EXERCISE PROMPT: Scan the listing below. Report each line that includes "grid".

[Items from a figure collection]

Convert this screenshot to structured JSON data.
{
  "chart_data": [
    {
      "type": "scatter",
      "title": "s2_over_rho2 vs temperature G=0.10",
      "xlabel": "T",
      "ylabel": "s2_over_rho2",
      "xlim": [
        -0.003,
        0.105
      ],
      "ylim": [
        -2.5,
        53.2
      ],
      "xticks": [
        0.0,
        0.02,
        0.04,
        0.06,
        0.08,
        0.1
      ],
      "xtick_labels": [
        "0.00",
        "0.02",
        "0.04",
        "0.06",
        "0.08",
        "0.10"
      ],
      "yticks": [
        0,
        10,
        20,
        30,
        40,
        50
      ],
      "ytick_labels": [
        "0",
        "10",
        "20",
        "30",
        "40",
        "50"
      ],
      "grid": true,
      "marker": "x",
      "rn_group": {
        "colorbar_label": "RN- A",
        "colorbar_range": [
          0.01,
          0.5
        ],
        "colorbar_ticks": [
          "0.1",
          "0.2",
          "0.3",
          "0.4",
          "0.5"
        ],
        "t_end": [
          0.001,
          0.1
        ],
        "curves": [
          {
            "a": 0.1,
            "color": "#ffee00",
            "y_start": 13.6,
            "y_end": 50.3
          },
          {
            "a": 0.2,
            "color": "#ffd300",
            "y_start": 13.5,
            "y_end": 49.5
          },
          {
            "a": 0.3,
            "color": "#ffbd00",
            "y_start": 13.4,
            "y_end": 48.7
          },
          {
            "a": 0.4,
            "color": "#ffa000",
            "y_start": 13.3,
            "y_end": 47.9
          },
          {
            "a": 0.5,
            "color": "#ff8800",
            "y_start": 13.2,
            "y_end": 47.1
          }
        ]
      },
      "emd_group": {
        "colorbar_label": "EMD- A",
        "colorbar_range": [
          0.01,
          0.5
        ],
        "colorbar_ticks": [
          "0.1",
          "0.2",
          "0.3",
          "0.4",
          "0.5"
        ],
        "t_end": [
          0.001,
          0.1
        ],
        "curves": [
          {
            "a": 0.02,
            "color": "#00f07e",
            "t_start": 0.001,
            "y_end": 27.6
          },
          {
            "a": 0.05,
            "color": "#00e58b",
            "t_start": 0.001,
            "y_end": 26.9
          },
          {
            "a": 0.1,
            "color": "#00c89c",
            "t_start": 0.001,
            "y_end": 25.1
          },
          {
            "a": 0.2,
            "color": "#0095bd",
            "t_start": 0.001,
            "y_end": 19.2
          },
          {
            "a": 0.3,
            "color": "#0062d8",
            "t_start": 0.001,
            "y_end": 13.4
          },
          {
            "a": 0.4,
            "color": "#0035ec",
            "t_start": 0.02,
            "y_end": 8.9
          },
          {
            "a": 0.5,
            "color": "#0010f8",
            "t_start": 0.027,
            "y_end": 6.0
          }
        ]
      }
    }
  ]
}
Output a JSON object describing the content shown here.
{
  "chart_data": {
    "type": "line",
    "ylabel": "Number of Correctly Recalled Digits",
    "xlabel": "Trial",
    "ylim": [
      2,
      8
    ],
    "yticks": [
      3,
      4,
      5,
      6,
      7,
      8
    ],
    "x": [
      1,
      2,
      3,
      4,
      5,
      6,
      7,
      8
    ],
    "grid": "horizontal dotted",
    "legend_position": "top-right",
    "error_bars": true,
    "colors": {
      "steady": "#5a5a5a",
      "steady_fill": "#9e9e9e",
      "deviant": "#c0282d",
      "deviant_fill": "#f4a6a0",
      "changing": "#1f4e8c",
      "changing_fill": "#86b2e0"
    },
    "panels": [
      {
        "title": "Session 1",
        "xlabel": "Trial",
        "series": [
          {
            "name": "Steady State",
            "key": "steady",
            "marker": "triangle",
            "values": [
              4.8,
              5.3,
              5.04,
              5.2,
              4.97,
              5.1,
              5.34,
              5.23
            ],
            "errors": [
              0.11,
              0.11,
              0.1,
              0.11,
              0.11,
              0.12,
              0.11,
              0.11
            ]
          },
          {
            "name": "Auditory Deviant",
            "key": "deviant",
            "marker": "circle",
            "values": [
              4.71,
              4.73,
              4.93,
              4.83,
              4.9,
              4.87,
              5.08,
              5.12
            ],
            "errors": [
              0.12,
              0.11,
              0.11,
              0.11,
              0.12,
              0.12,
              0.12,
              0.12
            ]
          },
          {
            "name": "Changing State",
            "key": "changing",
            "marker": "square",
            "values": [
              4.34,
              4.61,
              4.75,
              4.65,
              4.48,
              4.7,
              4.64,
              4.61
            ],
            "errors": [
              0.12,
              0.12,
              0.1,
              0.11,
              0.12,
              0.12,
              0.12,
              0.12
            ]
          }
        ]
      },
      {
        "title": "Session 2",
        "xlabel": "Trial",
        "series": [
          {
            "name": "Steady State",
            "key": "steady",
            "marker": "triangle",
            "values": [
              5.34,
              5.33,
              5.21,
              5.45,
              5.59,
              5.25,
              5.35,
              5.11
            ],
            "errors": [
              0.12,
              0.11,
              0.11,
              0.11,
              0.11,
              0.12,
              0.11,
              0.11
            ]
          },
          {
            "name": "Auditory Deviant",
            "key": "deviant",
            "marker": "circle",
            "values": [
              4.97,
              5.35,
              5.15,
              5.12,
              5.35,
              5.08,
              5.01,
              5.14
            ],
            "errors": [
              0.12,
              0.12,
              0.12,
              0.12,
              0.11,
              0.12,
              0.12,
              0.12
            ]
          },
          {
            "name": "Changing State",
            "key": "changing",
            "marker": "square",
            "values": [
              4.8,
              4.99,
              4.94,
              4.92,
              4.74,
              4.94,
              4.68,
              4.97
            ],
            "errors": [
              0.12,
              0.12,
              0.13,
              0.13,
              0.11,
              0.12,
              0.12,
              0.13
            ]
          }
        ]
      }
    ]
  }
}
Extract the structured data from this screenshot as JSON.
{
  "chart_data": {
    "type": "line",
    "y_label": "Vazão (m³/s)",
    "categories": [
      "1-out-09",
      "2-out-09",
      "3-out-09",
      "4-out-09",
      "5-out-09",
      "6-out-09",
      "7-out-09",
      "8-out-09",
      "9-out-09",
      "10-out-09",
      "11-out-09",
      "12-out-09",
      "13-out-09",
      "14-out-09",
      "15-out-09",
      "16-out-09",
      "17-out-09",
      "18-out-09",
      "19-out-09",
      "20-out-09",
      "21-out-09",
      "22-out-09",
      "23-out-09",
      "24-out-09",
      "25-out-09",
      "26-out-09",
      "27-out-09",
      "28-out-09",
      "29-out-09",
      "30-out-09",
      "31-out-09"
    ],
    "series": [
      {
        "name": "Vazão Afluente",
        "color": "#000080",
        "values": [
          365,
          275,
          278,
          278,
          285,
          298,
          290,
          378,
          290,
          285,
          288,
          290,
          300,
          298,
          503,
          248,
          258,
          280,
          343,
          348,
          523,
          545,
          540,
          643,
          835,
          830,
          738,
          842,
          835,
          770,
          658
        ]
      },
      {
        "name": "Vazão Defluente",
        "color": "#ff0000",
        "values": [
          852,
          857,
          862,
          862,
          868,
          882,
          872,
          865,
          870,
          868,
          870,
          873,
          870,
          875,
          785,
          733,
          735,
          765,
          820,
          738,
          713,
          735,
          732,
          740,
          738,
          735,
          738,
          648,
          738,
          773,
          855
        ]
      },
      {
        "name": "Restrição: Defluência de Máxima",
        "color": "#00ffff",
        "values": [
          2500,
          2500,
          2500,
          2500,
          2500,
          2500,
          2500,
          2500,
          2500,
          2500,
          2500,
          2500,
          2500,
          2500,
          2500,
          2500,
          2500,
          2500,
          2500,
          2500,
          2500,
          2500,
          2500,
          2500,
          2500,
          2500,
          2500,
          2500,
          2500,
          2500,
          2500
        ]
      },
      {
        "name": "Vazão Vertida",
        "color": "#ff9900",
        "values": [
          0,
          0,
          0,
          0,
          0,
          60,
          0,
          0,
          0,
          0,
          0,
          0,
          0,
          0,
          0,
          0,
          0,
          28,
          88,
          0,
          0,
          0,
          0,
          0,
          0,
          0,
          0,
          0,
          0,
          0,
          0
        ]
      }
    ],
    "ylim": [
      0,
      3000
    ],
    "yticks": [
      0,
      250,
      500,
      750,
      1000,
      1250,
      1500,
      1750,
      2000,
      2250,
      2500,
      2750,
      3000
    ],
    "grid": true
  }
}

SOLUTION FOR THIS EXERCISE:
      "grid": true,
    "grid": "horizontal dotted",
    "grid": true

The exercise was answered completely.